Enunciado: No texto sobre o Centro Cultural de Belém, repete palavra por palavra o trecho que começa nas palavras "30 anos depois" e para depois de "muitos programas funcionais.".
───── Excerto do texto
30 anos depois a conclusão do Centro Cultural de Belém poderá estar para breve. Será desta?
Esperamos que sim! Estamos com muita esperança de que o processo se desenvolva, mas o mesmo já teve muitos avanços e recuos e enquanto não houver um vencedor do concurso de subcessão dos direitos de superfície lançado pela Fundação Centro Cultural de Belém (FCCB) não temos a certeza de nada. Eu não estava aqui [no atelier] em 1988 nem em 1992, mas desde 1995 até hoje já acompanhei muitos desenvolvimentos deste processo com diferentes administrações da FCCB e com muitos programas funcionais.
Este processo tem se estendido no tempo com muitas alterações…
Fizemos um caderno aqui há uns tempos com as várias propostas e resultou num trabalho bastante interessante. Houve uma fase em que o programa para os módulos 4 e 5 era totalmente dedicado a actividades culturais. Inclua uma biblioteca dedicada às artes do espectáculo, residências para artistas, etc. Mais tarde, com António Mega Ferreira [2006/2012] o programa mudou novamente e pensou-se num terceiro auditório para o CCB. Um auditório de dimensão intermédia entre o grande e o pequeno auditório. Depois, mais à frente, com o professor António Lamas [2012-2016] voltou-se ao programa hoteleiro. Ou seja, houve, ao longo destas décadas, uma série de diferentes opções por parte das diferentes administrações do CCB. Mas a determinada altura tudo aquilo esbarrou em questões administrativas sobre a titularidade dos terrenos que não estavam resolvidas. Só, de facto, com esta última administração [presidida por Elísio Summavielle] estas questões ficaram resolvidas de uma vez por todas e houve uma concretização do programa que vinha de trás, do professor Lamas, que era um programa fundamentalmente de hotelaria. E só agora estão reunidas as condições, até políticas, para este processo avançar em definitivo.
Mas quando foi concebido o programa original para os módulos 4 e 5 era voltado para a hotelaria?
Sim, sim. Aliás, em 1988 o programa de concurso já previa que estes últimos módulos fossem dedicados a hotelaria e ao comércio. É interessante que agora, passados 30 e tal anos e muitos programas diferentes, se tenha completado o círculo, tendo-se voltado ao início. A volumetria é um bocadinho diferentes daquela que estava prevista na nossa proposta inicial, em 1988, mas o programa é fundamentalmente o mesmo.
──────────
───── Linhas de dados
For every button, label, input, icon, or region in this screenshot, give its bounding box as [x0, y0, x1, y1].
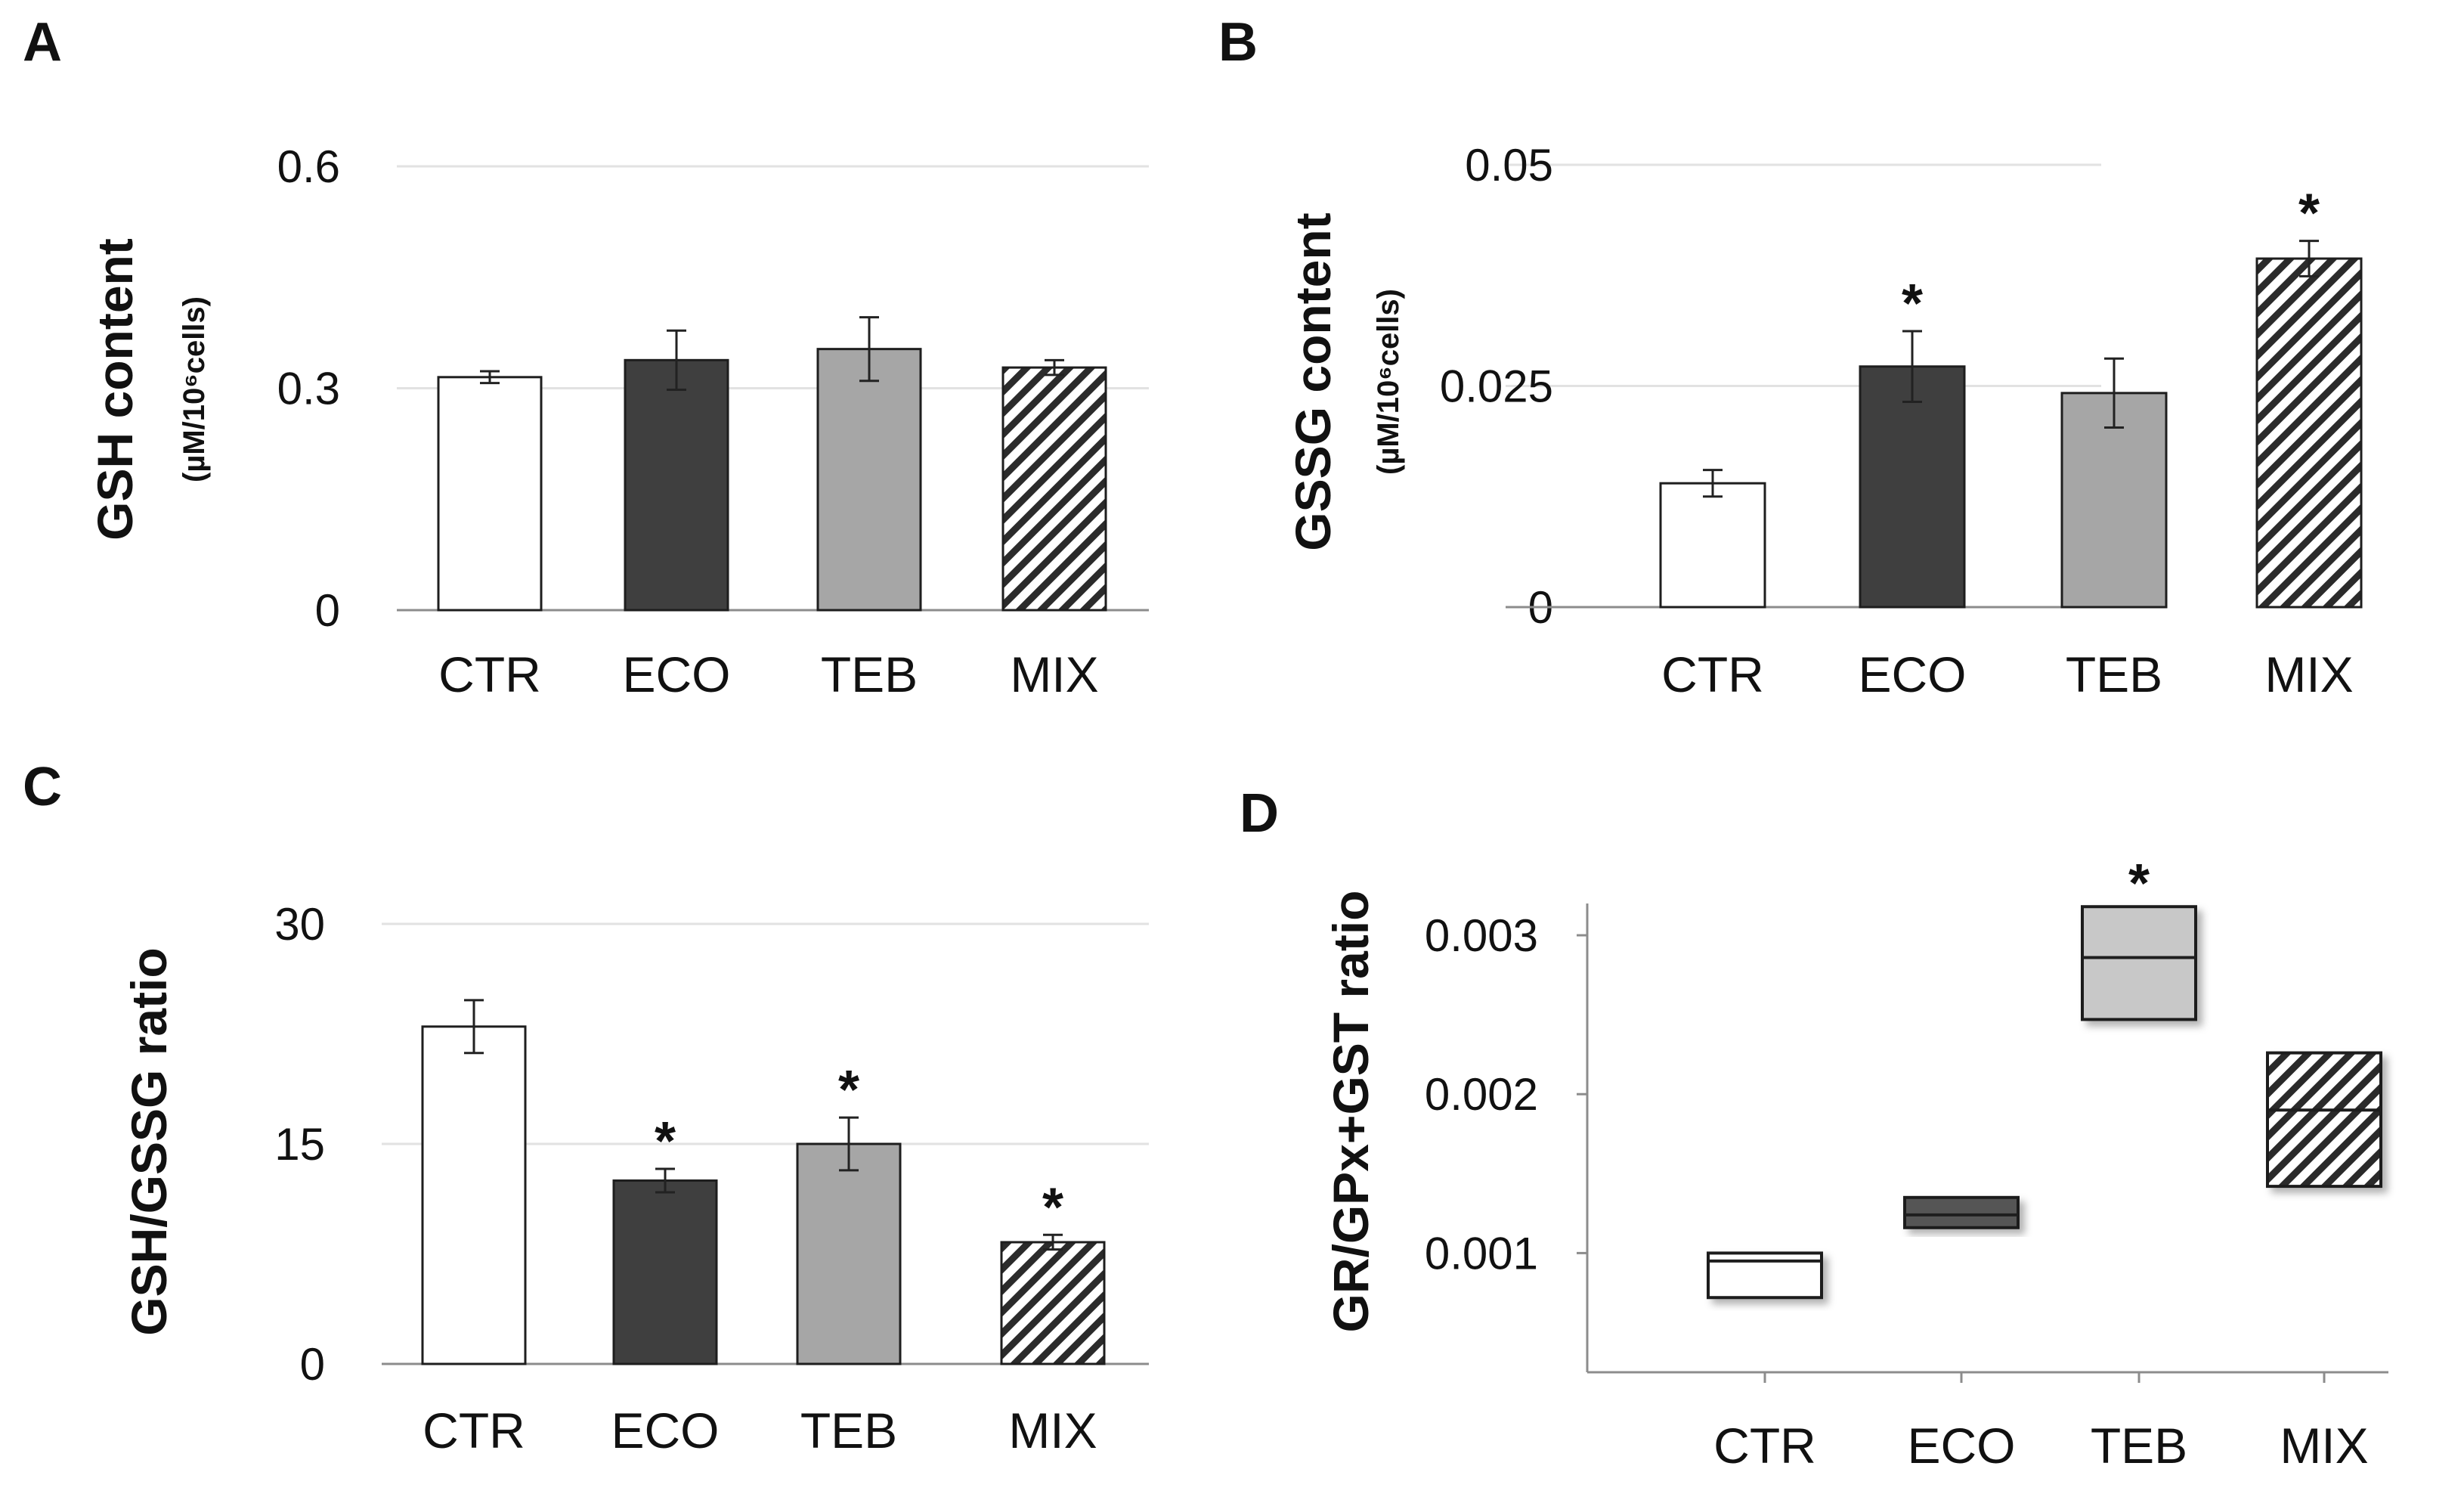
──────────
Resposta:
30 anos depois a conclusão do Centro Cultural de Belém poderá estar para breve. Será desta?
Esperamos que sim! Estamos com muita esperança de que o processo se desenvolva, mas o mesmo já teve muitos avanços e recuos e enquanto não houver um vencedor do concurso de subcessão dos direitos de superfície lançado pela Fundação Centro Cultural de Belém (FCCB) não temos a certeza de nada. Eu não estava aqui [no atelier] em 1988 nem em 1992, mas desde 1995 até hoje já acompanhei muitos desenvolvimentos deste processo com diferentes administrações da FCCB e com muitos programas funcionais.